TASK:
Report how many lines of the following entries include the string "page"; respond with the number alone.
##### STORED RECORDS
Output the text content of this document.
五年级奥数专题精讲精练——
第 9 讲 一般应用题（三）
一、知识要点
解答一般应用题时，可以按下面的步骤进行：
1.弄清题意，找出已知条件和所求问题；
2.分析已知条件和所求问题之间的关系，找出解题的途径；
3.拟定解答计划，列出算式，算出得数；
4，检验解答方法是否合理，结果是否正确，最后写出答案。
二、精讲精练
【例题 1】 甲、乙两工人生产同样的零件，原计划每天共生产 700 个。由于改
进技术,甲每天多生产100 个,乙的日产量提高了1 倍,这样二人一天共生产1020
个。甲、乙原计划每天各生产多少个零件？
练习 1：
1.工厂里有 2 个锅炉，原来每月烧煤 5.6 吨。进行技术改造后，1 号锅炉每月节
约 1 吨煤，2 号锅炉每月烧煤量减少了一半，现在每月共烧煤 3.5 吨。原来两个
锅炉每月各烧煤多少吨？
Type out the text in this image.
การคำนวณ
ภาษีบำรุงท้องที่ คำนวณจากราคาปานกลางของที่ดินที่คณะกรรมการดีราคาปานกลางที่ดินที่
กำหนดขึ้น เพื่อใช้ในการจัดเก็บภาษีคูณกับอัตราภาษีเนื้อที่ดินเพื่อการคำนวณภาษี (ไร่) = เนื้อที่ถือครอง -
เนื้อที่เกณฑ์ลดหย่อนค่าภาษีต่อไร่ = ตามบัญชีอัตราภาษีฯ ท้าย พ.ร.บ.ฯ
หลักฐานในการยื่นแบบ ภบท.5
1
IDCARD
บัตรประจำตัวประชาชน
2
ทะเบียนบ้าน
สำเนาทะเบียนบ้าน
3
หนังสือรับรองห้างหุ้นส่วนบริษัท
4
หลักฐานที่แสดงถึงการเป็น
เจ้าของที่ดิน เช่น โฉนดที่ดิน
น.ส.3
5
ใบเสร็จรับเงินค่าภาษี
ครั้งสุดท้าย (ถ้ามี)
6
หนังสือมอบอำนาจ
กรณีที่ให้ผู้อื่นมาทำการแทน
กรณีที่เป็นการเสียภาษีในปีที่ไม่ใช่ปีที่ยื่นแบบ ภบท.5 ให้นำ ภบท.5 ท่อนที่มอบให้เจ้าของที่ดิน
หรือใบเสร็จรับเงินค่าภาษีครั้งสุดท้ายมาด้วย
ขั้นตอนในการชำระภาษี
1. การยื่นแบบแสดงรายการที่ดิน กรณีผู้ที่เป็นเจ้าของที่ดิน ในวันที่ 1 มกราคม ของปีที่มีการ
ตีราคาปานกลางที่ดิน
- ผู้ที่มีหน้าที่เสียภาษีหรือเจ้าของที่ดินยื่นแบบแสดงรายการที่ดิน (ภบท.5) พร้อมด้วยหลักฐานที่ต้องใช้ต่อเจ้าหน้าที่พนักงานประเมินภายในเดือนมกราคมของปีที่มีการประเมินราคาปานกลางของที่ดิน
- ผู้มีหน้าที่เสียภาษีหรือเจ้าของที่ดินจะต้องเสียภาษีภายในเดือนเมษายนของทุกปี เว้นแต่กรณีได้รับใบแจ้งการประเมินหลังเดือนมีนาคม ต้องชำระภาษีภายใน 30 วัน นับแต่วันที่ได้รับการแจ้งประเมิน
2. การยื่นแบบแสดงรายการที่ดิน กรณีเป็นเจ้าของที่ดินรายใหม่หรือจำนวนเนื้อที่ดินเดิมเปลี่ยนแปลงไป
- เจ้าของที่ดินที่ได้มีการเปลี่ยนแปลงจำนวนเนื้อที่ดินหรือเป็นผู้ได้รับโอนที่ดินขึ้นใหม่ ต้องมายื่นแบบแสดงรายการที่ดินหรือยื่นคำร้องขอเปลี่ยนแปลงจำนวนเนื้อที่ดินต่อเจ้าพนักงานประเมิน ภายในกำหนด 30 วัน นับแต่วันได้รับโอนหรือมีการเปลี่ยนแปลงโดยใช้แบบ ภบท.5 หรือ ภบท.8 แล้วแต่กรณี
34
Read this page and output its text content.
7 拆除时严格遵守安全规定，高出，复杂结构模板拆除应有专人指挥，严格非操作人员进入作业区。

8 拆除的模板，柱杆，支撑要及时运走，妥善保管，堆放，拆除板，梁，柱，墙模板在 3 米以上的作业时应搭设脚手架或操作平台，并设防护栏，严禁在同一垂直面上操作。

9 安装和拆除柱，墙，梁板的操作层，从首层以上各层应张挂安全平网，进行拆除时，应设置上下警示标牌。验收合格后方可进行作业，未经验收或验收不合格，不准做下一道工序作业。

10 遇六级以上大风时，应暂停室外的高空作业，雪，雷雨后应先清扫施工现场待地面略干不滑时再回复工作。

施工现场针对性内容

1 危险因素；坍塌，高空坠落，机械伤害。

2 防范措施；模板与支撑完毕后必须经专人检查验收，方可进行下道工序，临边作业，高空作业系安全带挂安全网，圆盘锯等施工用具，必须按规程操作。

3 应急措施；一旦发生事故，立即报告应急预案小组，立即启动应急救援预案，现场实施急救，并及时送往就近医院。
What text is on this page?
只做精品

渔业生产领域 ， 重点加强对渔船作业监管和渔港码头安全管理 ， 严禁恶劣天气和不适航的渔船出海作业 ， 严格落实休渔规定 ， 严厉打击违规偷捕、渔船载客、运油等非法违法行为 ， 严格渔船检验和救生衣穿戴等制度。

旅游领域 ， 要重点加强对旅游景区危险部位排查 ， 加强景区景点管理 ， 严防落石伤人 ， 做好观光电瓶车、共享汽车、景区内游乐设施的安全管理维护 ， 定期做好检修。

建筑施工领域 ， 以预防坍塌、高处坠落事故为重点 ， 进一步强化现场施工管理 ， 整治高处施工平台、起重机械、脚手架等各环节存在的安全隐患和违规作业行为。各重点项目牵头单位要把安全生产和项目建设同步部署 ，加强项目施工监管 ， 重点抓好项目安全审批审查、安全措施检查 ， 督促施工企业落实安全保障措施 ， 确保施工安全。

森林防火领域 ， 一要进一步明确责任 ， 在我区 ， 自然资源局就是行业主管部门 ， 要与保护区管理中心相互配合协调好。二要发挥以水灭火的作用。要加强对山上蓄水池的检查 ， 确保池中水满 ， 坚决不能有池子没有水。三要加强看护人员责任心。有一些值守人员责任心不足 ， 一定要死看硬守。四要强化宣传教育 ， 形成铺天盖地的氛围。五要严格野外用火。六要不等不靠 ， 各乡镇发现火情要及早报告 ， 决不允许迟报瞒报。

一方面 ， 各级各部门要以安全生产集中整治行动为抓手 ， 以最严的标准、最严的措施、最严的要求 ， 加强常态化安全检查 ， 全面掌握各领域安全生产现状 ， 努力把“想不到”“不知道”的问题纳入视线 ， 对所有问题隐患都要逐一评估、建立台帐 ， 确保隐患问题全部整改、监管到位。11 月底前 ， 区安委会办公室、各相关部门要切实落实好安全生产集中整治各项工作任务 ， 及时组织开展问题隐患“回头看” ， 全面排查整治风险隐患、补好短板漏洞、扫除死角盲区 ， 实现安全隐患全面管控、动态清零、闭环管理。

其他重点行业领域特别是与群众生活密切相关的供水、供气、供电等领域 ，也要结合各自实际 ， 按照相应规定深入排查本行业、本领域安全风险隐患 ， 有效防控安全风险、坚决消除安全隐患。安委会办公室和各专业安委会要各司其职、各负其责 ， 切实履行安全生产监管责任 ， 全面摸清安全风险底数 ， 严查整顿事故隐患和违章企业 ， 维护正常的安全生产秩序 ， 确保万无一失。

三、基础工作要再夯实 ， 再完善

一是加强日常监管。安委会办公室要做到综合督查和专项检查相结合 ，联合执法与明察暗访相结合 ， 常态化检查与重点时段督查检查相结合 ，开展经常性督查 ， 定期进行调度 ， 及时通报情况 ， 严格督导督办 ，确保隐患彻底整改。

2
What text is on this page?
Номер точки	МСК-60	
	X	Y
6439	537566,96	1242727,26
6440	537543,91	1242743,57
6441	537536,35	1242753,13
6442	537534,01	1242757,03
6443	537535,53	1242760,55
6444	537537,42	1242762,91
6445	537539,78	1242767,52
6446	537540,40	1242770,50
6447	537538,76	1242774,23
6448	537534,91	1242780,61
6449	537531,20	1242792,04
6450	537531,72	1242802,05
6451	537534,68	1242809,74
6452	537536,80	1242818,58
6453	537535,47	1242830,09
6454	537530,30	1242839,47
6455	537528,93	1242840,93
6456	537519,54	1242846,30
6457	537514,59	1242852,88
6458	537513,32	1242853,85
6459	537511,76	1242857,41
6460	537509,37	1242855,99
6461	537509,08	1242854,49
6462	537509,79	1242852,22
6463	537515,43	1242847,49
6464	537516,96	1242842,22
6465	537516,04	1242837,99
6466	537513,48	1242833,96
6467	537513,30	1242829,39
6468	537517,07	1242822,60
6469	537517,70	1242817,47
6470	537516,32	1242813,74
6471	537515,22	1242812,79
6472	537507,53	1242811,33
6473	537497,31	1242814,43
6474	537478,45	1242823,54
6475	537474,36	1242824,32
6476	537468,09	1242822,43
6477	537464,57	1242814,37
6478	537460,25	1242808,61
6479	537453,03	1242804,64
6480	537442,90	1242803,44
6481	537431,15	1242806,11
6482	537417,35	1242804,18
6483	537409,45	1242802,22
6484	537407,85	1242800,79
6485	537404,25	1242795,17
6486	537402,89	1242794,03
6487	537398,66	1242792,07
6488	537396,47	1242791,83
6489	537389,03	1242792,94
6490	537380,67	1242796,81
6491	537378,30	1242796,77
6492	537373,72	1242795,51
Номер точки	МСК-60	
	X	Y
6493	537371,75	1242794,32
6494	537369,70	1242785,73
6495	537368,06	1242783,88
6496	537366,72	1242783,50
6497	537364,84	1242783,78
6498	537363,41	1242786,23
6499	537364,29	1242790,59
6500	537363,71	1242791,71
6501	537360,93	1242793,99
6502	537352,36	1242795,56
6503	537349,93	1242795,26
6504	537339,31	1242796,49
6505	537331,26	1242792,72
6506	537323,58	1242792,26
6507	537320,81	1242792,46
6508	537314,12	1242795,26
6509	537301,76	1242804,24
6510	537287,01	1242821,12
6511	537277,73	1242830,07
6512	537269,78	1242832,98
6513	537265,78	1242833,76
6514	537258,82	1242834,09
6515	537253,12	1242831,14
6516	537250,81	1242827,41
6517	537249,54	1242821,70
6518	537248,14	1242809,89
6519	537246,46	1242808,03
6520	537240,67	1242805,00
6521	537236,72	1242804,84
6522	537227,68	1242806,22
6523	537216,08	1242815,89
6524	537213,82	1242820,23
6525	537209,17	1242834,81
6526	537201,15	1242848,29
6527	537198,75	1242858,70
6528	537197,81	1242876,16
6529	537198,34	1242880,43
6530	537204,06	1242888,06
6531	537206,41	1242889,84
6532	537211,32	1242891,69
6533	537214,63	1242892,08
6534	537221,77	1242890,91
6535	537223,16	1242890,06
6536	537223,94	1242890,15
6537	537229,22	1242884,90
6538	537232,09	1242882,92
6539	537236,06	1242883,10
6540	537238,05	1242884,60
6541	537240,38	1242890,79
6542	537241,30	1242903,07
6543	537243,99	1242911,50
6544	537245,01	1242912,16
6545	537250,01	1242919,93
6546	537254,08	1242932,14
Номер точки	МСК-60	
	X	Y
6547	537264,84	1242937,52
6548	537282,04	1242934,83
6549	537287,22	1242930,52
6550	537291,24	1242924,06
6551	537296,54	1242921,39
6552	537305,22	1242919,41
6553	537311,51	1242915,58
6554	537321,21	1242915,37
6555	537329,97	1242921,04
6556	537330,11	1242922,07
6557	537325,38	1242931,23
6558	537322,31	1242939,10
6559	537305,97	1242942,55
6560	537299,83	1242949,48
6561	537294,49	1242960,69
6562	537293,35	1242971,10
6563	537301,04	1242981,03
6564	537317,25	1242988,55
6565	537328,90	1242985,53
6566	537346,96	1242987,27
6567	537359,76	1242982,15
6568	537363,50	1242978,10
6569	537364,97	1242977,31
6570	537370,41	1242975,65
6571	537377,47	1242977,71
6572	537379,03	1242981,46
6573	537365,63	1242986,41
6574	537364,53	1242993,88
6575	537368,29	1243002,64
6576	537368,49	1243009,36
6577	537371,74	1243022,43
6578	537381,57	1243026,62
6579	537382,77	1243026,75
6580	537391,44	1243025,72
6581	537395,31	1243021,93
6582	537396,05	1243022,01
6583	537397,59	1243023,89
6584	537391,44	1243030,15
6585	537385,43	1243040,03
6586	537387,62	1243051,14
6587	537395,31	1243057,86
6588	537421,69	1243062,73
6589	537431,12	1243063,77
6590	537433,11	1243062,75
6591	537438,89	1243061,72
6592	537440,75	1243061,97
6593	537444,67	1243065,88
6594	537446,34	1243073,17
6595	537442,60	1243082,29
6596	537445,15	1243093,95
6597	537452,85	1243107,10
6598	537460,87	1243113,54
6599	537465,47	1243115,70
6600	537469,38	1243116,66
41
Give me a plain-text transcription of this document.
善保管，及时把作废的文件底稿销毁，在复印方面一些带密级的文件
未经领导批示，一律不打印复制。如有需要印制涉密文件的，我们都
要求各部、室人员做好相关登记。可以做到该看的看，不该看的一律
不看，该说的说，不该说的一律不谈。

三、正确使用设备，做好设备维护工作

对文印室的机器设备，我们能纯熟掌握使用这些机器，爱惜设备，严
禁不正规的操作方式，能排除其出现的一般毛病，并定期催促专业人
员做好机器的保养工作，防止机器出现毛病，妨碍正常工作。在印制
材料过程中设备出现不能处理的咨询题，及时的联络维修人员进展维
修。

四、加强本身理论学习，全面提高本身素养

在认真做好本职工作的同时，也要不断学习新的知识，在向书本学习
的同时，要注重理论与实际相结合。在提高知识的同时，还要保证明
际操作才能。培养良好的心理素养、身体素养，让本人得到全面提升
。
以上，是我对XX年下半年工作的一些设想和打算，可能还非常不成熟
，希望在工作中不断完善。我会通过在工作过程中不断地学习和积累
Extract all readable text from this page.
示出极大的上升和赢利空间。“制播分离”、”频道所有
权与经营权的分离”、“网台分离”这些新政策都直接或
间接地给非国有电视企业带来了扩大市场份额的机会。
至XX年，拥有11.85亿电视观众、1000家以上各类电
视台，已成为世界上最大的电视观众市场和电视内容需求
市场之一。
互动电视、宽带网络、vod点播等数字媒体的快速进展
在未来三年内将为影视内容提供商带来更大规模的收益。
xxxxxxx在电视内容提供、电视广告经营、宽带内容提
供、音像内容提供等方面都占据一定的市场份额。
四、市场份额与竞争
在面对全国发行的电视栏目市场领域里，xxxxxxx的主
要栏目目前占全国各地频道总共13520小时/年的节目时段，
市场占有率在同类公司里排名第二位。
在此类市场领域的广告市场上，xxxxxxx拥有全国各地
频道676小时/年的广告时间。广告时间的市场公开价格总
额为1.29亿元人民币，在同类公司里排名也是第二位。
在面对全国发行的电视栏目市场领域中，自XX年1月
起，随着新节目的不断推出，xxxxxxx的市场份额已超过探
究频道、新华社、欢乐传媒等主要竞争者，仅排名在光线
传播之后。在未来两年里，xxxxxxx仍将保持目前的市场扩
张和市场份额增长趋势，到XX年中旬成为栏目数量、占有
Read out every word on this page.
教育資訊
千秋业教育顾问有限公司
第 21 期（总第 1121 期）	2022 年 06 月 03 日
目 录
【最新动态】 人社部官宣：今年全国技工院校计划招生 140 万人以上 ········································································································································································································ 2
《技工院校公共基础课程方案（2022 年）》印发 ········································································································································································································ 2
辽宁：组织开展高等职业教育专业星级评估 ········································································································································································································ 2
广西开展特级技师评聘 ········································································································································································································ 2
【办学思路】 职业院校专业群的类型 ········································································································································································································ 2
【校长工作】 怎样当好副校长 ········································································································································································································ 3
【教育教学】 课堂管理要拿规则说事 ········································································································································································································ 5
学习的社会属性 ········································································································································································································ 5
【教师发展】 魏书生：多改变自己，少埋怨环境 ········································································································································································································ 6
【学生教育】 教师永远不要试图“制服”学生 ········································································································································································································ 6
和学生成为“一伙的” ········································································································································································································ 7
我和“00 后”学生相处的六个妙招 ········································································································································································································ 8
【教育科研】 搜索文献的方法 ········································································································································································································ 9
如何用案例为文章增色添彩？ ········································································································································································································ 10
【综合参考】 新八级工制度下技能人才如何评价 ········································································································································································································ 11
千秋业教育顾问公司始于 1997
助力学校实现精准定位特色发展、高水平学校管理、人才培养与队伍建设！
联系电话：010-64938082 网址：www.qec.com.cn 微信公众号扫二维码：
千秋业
##########
EXERCISE SOLUTION:
5